26. Which is a valid statement about repairs in Cassandra?

Repairs should be run on all Cassandra clusters.

Repairs should only be run on Cassandra clusters after adding nodes.

Repairs should only be run on Cassandra clusters after deleting nodes


Cassandra clusters do not require repairs.

27. Which of the following are benefits from compaction? Check all that apply.

More optimal disk usage

Faster reads

Cassandra responds quick while compacting

Less memory pressure

28. All tombstones are discarded during compaction.

TRUE

FALSE

29. The partition summary:

stores the most recently accessed records.


stores partition byte offsets in the SSTable.

stores byte offsets into the partition index.

stores the actual partitions.

30. The key cache...

stores byte offsets of the most recently accessed records.

stores byte offsets for all partitions in a SSTable.

stores byte offsets into the partition index.

stores the actual partitions.

31. Which is the following is not a type of snitch?

SimpleSnitch

PropertyFileSnitch


DynamicSnitch

CassandraSnitch

32. What can you tell about the following batch?


1. CREATE TABLE countries (
2. country text,
3. state text,
4. pop int,
5. PRIMARY KEY (country, state)
6. );
7.  
8. BEGIN BATCH
9. INSERT INTO countries (country, state, pop) values ('USA', 'Oregon', 4200000);
10. UPDATE countries SET pop=1700000 WHERE country='USA' AND state='Idaho' IF
pop=NULL;
11. APPLY BATCH;

This is a single-partition batch that will be applied successfully.

This is a multi-partition batch that will be applied successfully.

This is a single-partition batch that will fail.

This is a multi-partition batch that will fail.

33. DSBulk creates log files in a /tmp/logs/LOAD_... operations directory.

Which is NOT a file saved there?

operation.log

positions.txt

mapping-errors.log

gc.log

34. What two row values are returned by the last SELECT query?
━━━━━━
- [Parts of the exercise]:
1. In the Cassandra quiz's batch example, what population value does the INSERT statement give for Oregon?
2. List every file name offered as a choice in question 33 of the Cassandra quiz.

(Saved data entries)
━━━━━━
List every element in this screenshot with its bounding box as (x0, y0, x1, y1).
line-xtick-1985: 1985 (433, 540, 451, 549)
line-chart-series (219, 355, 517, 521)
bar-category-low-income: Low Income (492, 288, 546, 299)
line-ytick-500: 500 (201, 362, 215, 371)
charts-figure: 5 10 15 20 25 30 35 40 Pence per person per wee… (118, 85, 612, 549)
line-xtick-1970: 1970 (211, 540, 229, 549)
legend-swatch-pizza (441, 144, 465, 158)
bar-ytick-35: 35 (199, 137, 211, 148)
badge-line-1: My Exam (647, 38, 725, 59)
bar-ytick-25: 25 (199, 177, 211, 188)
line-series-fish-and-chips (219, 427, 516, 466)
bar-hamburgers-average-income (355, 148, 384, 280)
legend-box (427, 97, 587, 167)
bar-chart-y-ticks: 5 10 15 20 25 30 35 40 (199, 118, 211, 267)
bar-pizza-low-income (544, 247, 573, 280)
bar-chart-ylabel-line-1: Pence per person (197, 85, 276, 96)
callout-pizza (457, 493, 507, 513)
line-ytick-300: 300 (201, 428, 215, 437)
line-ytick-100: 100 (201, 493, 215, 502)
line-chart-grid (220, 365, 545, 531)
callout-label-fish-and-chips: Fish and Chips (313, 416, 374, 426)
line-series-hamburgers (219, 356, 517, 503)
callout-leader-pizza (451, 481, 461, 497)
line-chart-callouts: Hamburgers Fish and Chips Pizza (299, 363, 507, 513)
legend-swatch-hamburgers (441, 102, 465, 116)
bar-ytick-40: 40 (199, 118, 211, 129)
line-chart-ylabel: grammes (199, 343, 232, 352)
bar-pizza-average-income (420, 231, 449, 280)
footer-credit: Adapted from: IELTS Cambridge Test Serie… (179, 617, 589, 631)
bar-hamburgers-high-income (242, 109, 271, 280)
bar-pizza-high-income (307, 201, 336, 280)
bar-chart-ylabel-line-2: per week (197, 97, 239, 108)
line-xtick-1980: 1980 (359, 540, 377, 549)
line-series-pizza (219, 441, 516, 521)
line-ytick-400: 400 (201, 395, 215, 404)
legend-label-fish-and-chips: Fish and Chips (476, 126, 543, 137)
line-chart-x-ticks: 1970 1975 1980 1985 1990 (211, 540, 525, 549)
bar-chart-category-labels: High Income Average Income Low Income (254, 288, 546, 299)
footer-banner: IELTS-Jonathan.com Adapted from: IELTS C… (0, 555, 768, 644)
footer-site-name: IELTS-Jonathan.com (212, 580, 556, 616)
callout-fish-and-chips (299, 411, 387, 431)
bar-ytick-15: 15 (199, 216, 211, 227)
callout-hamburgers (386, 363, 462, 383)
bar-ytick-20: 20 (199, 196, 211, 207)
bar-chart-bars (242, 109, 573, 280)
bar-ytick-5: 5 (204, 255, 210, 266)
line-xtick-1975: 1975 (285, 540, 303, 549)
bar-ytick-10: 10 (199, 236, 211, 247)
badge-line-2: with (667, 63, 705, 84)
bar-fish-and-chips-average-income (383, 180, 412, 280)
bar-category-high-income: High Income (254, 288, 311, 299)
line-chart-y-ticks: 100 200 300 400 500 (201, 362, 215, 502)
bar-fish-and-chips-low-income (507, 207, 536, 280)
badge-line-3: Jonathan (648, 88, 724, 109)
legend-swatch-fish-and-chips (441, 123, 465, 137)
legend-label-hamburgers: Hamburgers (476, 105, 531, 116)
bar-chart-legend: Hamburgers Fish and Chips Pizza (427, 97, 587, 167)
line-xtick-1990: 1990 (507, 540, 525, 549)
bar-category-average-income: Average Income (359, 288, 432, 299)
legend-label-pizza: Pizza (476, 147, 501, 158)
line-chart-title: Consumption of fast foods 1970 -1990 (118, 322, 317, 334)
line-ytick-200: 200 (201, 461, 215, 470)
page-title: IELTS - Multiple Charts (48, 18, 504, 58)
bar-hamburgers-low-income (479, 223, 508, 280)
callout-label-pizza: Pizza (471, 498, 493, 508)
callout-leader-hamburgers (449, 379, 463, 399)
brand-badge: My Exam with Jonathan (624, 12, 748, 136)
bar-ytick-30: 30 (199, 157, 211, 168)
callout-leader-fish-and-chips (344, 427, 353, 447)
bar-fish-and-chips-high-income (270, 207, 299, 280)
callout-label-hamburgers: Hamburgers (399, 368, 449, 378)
━━━━━━
- [Answers to the tasks]:
1. 4200000

2. operation.log, positions.txt, mapping-errors.log, gc.log